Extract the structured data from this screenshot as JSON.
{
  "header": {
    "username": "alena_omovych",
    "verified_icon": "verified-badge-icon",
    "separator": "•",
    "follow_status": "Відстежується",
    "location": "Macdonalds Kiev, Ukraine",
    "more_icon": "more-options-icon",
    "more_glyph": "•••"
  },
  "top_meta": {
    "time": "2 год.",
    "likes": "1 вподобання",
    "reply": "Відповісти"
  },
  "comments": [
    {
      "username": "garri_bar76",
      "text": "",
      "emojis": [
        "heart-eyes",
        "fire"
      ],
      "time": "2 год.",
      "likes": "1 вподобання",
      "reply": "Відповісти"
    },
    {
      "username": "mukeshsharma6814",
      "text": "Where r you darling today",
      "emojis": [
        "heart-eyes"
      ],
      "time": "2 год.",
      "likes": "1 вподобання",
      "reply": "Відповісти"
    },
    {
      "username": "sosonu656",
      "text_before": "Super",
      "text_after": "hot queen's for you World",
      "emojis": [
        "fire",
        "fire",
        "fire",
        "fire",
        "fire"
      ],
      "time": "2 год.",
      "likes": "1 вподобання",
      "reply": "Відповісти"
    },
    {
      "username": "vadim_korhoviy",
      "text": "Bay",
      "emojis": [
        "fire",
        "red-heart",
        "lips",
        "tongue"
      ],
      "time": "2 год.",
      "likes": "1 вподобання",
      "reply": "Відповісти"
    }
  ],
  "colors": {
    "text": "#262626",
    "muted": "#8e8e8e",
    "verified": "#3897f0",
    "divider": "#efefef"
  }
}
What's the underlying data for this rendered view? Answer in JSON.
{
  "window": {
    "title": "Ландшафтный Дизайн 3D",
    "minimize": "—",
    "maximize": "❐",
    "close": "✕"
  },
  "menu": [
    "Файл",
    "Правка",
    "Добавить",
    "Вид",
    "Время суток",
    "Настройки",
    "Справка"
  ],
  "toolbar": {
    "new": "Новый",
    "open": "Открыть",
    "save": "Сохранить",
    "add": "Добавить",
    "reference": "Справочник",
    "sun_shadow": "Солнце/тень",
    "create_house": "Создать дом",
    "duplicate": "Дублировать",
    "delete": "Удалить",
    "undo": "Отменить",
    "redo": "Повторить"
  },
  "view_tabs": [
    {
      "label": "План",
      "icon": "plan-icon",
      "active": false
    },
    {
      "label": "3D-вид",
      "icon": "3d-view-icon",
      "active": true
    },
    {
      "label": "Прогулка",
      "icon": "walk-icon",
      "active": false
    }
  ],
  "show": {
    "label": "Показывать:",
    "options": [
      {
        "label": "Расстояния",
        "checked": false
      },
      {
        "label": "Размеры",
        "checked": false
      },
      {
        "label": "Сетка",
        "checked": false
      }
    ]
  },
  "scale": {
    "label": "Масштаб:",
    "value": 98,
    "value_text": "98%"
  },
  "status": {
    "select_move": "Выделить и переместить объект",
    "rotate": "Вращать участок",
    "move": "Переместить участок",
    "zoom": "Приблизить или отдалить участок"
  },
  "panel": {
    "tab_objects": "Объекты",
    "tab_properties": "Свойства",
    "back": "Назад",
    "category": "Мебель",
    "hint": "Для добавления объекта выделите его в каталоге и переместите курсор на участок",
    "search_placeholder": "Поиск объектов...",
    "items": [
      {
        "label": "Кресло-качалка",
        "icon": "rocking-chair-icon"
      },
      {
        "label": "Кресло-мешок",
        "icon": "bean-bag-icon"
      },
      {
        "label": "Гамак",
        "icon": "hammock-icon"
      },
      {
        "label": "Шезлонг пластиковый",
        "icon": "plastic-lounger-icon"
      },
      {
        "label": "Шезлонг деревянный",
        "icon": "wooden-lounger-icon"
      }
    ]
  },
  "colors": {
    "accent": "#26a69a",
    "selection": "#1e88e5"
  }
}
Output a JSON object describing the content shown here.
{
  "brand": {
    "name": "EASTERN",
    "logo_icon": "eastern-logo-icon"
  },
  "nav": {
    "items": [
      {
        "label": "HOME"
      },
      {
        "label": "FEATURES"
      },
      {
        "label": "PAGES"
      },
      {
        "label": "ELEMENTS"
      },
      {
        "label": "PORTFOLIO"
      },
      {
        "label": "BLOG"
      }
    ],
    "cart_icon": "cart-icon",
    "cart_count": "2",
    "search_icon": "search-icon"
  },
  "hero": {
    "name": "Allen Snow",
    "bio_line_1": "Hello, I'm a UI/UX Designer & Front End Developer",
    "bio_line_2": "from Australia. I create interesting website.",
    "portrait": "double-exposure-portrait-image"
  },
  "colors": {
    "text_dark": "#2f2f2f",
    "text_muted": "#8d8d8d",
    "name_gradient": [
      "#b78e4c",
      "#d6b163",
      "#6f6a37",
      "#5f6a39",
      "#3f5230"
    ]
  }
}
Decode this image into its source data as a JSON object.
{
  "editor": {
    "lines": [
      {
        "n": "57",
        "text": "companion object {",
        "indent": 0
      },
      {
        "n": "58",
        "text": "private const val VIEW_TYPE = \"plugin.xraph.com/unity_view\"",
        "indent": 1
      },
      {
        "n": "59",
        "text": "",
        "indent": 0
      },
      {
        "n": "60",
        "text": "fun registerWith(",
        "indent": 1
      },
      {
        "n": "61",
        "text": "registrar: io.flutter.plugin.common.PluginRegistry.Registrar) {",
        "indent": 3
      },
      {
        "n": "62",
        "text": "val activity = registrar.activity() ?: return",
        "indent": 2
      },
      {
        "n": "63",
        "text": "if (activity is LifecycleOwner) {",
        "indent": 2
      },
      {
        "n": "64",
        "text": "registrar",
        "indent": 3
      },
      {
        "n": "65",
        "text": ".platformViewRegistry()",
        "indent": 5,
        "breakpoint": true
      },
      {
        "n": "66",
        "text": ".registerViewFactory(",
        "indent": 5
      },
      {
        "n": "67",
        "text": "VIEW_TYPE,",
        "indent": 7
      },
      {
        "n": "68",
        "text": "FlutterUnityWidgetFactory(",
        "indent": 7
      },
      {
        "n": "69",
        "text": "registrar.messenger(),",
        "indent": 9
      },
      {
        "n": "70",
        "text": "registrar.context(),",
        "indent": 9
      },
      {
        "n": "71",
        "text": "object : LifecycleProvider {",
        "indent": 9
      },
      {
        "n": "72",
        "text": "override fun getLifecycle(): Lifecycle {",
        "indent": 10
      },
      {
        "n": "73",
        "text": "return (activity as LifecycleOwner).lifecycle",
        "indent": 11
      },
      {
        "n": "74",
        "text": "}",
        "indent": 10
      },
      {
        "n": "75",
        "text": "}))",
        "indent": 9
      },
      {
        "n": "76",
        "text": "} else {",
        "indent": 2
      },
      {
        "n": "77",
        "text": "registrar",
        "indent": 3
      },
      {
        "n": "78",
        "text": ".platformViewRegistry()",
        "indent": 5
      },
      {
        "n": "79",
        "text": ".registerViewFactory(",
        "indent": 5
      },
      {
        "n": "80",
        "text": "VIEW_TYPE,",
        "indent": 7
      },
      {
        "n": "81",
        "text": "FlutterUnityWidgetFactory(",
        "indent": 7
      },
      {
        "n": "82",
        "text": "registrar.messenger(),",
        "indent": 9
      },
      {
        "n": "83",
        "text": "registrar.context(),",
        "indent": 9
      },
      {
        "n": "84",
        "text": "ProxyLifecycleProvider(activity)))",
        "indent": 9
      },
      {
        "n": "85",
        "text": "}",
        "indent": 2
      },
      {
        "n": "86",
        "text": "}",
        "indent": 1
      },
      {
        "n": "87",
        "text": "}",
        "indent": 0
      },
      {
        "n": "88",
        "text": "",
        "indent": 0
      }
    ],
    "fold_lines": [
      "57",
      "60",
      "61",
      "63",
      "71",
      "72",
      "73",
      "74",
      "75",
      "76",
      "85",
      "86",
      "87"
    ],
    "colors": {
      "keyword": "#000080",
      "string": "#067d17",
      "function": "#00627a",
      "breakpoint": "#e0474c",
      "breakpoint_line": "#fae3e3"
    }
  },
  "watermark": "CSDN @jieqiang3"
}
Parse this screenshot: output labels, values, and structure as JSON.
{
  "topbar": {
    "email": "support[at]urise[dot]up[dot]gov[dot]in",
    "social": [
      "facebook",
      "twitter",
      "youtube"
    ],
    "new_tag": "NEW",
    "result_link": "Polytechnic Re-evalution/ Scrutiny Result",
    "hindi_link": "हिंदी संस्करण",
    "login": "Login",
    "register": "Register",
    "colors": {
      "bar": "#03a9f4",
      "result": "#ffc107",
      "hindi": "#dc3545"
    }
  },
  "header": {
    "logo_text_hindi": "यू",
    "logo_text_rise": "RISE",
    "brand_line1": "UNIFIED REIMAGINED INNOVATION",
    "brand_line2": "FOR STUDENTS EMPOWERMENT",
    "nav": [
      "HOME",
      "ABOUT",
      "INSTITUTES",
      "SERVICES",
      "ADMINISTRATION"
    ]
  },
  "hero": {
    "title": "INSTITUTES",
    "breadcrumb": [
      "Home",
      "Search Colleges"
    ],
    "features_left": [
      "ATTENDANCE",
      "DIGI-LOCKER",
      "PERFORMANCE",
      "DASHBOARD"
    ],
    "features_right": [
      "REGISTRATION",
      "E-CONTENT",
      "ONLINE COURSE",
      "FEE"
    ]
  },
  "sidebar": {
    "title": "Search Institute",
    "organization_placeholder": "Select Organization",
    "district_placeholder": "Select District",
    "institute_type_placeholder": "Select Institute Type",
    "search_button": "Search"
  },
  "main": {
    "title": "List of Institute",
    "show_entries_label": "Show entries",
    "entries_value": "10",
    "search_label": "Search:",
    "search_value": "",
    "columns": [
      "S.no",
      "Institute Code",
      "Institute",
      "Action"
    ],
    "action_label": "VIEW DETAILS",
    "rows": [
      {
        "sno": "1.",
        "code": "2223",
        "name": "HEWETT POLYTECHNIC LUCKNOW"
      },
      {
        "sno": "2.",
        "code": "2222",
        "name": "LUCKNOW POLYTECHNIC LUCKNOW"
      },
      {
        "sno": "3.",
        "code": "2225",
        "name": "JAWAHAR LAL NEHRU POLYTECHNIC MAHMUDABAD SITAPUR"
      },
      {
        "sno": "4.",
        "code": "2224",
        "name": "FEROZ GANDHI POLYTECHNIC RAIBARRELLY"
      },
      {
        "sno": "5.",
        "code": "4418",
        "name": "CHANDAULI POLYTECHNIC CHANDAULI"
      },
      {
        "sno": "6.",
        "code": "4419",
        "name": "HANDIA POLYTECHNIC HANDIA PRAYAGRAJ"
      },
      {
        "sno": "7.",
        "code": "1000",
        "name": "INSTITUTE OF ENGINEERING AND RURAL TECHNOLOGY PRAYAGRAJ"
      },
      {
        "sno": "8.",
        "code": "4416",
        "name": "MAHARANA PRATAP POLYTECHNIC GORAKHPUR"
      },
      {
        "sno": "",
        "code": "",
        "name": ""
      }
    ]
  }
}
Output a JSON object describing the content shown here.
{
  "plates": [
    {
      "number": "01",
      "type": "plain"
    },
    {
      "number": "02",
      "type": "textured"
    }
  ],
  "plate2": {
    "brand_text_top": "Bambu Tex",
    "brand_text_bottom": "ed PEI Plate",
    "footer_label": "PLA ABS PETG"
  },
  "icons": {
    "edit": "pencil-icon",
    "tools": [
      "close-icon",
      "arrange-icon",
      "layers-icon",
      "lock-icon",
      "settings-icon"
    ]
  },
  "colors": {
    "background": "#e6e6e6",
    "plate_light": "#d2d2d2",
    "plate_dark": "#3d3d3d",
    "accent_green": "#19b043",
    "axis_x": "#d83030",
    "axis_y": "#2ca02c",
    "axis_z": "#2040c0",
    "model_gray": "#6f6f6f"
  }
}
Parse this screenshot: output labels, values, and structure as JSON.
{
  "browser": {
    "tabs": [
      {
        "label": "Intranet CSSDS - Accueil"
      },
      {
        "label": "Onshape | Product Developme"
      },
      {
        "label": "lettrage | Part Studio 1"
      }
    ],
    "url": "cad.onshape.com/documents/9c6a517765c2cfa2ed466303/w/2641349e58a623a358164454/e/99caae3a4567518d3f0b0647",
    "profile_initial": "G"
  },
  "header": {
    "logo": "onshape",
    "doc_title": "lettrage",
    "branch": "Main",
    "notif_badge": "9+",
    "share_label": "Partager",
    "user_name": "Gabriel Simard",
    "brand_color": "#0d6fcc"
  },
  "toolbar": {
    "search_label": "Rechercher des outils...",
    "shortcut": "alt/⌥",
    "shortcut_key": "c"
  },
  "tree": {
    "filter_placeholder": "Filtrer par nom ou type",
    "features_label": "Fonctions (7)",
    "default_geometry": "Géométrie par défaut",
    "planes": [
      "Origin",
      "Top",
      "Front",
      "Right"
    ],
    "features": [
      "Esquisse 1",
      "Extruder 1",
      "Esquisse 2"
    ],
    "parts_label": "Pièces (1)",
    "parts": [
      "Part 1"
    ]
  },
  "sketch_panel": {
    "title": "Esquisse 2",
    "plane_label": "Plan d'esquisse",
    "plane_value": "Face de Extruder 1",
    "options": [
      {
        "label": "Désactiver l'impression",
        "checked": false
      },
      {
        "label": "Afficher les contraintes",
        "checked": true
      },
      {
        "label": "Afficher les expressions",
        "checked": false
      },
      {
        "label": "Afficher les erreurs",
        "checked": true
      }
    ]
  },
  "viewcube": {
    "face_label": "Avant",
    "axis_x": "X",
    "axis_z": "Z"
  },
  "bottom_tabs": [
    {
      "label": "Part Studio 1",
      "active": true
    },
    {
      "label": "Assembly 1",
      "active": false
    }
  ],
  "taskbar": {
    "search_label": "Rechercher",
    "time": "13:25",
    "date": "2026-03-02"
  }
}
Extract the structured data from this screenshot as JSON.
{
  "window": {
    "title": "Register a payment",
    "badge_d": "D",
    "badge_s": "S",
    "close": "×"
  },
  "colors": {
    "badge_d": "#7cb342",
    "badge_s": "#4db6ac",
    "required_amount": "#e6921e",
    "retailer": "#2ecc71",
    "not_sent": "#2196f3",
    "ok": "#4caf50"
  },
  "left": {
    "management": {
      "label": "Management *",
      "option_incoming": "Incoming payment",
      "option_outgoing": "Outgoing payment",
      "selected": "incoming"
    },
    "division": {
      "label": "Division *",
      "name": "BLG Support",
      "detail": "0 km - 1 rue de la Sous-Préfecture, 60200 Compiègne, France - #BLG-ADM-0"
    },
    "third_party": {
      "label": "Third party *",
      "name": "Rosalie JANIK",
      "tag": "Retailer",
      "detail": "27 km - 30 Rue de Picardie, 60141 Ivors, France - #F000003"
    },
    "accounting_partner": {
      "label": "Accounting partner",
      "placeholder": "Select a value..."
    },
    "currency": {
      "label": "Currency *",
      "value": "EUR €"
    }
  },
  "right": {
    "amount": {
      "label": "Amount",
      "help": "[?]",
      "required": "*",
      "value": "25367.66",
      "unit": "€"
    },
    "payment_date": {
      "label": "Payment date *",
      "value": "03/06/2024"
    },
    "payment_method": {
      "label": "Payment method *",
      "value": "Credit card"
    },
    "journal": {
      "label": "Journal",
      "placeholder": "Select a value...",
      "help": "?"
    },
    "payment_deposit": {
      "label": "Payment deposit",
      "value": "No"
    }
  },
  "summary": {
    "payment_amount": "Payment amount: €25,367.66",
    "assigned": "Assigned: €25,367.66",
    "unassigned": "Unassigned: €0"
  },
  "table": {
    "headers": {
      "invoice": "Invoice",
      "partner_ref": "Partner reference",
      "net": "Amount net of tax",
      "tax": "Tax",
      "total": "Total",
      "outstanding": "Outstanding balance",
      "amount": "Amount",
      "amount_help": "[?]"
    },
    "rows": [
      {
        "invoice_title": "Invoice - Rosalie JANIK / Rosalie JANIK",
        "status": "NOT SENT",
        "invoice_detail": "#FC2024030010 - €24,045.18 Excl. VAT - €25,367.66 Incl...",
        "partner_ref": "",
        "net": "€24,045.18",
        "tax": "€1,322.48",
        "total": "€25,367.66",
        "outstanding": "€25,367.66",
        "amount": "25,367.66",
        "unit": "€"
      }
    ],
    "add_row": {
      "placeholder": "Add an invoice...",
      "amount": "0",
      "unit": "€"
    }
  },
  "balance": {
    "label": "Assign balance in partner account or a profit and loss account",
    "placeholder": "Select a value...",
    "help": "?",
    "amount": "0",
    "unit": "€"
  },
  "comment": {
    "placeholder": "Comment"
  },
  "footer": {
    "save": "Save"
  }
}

Direction:
Gather from the data above every line with the string "verified".

Output below:
    "verified_icon": "verified-badge-icon",
    "verified": "#3897f0",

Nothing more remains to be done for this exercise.